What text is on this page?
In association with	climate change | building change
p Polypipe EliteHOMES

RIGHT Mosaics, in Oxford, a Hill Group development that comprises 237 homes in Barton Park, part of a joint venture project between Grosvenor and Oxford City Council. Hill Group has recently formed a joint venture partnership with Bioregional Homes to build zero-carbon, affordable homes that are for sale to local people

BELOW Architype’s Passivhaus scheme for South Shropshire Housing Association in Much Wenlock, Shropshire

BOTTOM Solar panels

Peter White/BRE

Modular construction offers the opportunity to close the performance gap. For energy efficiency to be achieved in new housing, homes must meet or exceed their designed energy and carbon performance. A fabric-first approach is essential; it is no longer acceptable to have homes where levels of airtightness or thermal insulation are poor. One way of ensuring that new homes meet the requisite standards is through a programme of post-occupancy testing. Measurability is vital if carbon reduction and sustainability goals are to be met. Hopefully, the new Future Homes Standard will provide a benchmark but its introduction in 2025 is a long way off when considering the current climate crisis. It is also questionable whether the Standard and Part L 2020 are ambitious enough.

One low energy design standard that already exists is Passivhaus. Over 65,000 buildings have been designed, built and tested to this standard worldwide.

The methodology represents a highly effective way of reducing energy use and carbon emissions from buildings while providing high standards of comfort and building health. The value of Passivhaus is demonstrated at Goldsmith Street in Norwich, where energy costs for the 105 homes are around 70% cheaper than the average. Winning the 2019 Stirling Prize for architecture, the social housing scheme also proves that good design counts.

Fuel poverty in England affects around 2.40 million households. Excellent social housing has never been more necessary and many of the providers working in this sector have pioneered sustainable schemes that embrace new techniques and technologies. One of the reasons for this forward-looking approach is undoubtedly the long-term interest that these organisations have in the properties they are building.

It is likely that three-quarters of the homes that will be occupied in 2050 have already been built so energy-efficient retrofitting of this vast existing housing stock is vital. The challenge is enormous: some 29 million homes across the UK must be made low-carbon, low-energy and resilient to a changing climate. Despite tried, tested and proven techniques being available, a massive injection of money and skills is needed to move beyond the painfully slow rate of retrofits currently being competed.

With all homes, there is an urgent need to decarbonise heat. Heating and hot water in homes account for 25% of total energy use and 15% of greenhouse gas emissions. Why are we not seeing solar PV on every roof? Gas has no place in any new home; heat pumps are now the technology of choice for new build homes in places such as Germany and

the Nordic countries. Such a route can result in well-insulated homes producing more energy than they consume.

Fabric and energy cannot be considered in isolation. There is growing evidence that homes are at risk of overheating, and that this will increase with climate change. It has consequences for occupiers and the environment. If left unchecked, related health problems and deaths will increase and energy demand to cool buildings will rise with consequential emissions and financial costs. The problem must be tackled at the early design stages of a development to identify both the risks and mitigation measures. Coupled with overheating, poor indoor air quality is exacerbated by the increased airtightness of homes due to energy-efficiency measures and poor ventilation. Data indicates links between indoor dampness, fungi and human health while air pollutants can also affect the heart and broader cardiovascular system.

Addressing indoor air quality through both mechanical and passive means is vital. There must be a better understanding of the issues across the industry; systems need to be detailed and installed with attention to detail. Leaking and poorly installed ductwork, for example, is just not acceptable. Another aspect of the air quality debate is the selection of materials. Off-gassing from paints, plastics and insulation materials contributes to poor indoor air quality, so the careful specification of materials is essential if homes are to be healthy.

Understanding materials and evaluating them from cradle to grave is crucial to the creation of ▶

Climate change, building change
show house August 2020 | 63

**Work to complete**
Would you copy out each line exactly as written?

**Solution to the exercise**
What text is on this page?
In association with	climate change | building change
p Polypipe EliteHOMES

RIGHT Mosaics, in Oxford, a Hill Group development that comprises 237 homes in Barton Park, part of a joint venture project between Grosvenor and Oxford City Council. Hill Group has recently formed a joint venture partnership with Bioregional Homes to build zero-carbon, affordable homes that are for sale to local people

BELOW Architype’s Passivhaus scheme for South Shropshire Housing Association in Much Wenlock, Shropshire

BOTTOM Solar panels

Peter White/BRE

Modular construction offers the opportunity to close the performance gap. For energy efficiency to be achieved in new housing, homes must meet or exceed their designed energy and carbon performance. A fabric-first approach is essential; it is no longer acceptable to have homes where levels of airtightness or thermal insulation are poor. One way of ensuring that new homes meet the requisite standards is through a programme of post-occupancy testing. Measurability is vital if carbon reduction and sustainability goals are to be met. Hopefully, the new Future Homes Standard will provide a benchmark but its introduction in 2025 is a long way off when considering the current climate crisis. It is also questionable whether the Standard and Part L 2020 are ambitious enough.

One low energy design standard that already exists is Passivhaus. Over 65,000 buildings have been designed, built and tested to this standard worldwide.

The methodology represents a highly effective way of reducing energy use and carbon emissions from buildings while providing high standards of comfort and building health. The value of Passivhaus is demonstrated at Goldsmith Street in Norwich, where energy costs for the 105 homes are around 70% cheaper than the average. Winning the 2019 Stirling Prize for architecture, the social housing scheme also proves that good design counts.

Fuel poverty in England affects around 2.40 million households. Excellent social housing has never been more necessary and many of the providers working in this sector have pioneered sustainable schemes that embrace new techniques and technologies. One of the reasons for this forward-looking approach is undoubtedly the long-term interest that these organisations have in the properties they are building.

It is likely that three-quarters of the homes that will be occupied in 2050 have already been built so energy-efficient retrofitting of this vast existing housing stock is vital. The challenge is enormous: some 29 million homes across the UK must be made low-carbon, low-energy and resilient to a changing climate. Despite tried, tested and proven techniques being available, a massive injection of money and skills is needed to move beyond the painfully slow rate of retrofits currently being competed.

With all homes, there is an urgent need to decarbonise heat. Heating and hot water in homes account for 25% of total energy use and 15% of greenhouse gas emissions. Why are we not seeing solar PV on every roof? Gas has no place in any new home; heat pumps are now the technology of choice for new build homes in places such as Germany and

the Nordic countries. Such a route can result in well-insulated homes producing more energy than they consume.

Fabric and energy cannot be considered in isolation. There is growing evidence that homes are at risk of overheating, and that this will increase with climate change. It has consequences for occupiers and the environment. If left unchecked, related health problems and deaths will increase and energy demand to cool buildings will rise with consequential emissions and financial costs. The problem must be tackled at the early design stages of a development to identify both the risks and mitigation measures. Coupled with overheating, poor indoor air quality is exacerbated by the increased airtightness of homes due to energy-efficiency measures and poor ventilation. Data indicates links between indoor dampness, fungi and human health while air pollutants can also affect the heart and broader cardiovascular system.

Addressing indoor air quality through both mechanical and passive means is vital. There must be a better understanding of the issues across the industry; systems need to be detailed and installed with attention to detail. Leaking and poorly installed ductwork, for example, is just not acceptable. Another aspect of the air quality debate is the selection of materials. Off-gassing from paints, plastics and insulation materials contributes to poor indoor air quality, so the careful specification of materials is essential if homes are to be healthy.

Understanding materials and evaluating them from cradle to grave is crucial to the creation of ▶

Climate change, building change
show house August 2020 | 63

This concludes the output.